• **Stated task**: Locate all lines with the word "рідній". Copy them.

• **Records for the task**:
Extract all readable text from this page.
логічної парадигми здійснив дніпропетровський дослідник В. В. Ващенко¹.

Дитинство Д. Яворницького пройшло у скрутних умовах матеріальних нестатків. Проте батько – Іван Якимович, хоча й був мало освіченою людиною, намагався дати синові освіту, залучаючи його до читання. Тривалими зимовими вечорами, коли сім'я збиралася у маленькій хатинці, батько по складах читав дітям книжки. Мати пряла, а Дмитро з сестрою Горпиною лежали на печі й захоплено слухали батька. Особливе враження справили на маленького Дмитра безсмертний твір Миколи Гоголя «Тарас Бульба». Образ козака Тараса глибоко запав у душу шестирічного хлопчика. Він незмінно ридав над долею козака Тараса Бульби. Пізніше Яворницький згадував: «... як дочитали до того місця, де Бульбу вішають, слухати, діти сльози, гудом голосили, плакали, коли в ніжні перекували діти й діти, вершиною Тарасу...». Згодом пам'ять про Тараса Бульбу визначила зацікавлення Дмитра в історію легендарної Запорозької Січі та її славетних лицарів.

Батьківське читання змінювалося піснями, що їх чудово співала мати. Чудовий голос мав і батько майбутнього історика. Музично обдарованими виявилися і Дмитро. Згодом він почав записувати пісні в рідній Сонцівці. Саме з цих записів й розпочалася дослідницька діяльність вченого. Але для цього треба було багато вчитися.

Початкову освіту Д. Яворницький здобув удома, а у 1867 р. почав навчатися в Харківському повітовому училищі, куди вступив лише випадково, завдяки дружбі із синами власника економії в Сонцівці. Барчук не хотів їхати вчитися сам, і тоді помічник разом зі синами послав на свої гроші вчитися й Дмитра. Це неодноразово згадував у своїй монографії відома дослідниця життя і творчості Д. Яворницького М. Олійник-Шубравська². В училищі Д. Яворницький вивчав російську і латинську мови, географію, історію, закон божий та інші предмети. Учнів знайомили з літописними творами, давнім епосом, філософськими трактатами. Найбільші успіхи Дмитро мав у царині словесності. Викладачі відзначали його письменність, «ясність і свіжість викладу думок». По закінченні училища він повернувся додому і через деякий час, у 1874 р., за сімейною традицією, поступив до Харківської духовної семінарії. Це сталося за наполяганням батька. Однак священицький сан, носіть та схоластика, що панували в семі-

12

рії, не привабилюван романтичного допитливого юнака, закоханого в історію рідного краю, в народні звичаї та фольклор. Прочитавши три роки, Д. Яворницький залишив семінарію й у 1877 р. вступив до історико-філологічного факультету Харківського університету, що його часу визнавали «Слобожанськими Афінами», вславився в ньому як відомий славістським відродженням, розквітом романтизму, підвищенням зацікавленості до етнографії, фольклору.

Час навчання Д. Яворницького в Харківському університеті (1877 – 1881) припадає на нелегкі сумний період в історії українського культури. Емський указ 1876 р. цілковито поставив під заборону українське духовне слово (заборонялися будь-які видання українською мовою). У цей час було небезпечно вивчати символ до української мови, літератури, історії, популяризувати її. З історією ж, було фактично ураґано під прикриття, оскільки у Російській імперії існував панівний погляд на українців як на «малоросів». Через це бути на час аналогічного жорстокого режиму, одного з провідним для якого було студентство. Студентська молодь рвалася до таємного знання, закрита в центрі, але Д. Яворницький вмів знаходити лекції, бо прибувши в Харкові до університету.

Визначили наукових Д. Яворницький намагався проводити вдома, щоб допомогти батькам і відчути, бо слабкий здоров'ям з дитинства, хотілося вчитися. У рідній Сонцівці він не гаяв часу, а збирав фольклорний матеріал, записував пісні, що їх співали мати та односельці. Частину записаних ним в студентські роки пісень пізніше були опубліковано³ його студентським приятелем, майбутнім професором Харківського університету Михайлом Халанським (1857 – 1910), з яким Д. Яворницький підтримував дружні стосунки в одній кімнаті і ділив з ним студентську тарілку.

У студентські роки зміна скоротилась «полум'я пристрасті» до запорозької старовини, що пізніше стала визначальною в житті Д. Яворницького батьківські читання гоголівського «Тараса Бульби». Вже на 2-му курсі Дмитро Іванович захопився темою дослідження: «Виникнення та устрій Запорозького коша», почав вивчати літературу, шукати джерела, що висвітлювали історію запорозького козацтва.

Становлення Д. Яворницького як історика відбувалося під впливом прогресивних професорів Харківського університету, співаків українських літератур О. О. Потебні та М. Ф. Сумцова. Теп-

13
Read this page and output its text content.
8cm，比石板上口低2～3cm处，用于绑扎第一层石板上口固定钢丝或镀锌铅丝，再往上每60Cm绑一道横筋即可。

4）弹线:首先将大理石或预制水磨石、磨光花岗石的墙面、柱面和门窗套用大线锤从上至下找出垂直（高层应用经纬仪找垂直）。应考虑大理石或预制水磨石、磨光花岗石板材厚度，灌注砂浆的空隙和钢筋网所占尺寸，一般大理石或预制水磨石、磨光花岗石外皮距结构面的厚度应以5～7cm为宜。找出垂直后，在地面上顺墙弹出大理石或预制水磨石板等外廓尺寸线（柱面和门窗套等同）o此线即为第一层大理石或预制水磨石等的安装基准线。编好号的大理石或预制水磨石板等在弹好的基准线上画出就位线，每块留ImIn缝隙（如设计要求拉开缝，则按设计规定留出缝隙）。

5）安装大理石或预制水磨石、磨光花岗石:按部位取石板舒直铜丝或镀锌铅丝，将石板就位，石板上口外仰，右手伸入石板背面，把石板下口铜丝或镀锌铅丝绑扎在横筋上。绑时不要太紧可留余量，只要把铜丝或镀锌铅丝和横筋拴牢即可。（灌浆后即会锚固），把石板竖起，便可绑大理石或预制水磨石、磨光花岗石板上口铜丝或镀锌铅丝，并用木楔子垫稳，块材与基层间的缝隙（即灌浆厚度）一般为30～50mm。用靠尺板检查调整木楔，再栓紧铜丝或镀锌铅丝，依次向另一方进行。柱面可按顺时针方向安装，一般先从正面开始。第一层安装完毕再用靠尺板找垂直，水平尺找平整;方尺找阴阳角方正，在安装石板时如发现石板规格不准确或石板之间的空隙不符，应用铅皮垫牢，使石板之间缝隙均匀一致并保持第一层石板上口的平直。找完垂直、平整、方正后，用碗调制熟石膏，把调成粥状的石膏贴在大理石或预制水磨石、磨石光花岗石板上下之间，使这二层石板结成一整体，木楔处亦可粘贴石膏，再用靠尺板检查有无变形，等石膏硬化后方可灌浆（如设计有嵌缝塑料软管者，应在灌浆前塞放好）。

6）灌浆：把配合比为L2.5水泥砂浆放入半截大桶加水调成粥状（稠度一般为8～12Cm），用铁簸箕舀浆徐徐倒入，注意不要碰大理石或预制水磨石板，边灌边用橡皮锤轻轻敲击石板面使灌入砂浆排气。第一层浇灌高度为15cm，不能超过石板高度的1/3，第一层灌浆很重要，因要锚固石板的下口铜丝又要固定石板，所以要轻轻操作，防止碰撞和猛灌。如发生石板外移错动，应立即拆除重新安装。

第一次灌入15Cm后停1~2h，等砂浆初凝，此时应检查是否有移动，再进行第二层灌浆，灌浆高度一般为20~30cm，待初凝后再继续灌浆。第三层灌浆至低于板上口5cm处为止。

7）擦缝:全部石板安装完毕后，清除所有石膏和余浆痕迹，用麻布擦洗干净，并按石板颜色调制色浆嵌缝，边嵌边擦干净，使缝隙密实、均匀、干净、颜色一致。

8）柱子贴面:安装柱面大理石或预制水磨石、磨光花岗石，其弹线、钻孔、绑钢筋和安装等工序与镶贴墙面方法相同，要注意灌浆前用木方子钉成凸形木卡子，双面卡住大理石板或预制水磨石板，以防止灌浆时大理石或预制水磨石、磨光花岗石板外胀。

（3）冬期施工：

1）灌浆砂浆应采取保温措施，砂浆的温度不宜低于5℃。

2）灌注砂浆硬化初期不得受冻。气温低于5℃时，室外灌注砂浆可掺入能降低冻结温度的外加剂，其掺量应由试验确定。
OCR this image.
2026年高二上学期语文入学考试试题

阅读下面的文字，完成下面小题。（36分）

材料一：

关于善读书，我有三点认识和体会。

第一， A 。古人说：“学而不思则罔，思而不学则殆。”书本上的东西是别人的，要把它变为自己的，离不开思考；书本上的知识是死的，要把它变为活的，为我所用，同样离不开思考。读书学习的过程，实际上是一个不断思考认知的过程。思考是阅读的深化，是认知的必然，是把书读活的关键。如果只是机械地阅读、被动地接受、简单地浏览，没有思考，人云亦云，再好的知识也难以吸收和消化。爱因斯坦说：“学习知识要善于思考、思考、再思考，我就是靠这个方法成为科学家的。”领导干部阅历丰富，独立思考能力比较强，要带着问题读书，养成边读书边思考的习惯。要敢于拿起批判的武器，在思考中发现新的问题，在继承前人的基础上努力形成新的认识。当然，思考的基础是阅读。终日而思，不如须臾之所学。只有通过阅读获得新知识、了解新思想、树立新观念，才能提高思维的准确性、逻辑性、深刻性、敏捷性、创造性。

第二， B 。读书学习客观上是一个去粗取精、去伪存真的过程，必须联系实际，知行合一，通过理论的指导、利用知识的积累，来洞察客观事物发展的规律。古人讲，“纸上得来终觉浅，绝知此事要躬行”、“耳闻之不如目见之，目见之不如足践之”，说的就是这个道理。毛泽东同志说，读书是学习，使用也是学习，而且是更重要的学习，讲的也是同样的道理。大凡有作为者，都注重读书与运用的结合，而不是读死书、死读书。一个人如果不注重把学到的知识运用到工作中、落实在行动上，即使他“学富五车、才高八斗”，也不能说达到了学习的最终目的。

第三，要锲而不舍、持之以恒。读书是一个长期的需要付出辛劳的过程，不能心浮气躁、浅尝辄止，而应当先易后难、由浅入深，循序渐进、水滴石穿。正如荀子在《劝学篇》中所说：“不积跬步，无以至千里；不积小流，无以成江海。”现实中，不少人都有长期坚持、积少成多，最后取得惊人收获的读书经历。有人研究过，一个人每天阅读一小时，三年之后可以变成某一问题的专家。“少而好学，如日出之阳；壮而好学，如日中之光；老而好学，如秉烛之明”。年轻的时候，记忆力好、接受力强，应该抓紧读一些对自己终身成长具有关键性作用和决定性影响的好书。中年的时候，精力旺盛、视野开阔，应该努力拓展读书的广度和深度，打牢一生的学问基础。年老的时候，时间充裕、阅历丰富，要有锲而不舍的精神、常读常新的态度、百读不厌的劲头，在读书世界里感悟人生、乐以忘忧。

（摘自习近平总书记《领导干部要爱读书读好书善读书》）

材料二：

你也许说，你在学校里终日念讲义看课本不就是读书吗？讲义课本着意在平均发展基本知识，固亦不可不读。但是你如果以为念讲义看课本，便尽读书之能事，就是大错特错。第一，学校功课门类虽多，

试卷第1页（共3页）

• **Task output**:
Батьківське читання змінювалося піснями, що їх чудово співала мати. Чудовий голос мав і батько майбутнього історика. Музично обдарованими виявилися і Дмитро. Згодом він почав записувати пісні в рідній Сонцівці. Саме з цих записів й розпочалася дослідницька діяльність вченого. Але для цього треба було багато вчитися.
Визначили наукових Д. Яворницький намагався проводити вдома, щоб допомогти батькам і відчути, бо слабкий здоров'ям з дитинства, хотілося вчитися. У рідній Сонцівці він не гаяв часу, а збирав фольклорний матеріал, записував пісні, що їх співали мати та односельці. Частину записаних ним в студентські роки пісень пізніше були опубліковано³ його студентським приятелем, майбутнім професором Харківського університету Михайлом Халанським (1857 – 1910), з яким Д. Яворницький підтримував дружні стосунки в одній кімнаті і ділив з ним студентську тарілку.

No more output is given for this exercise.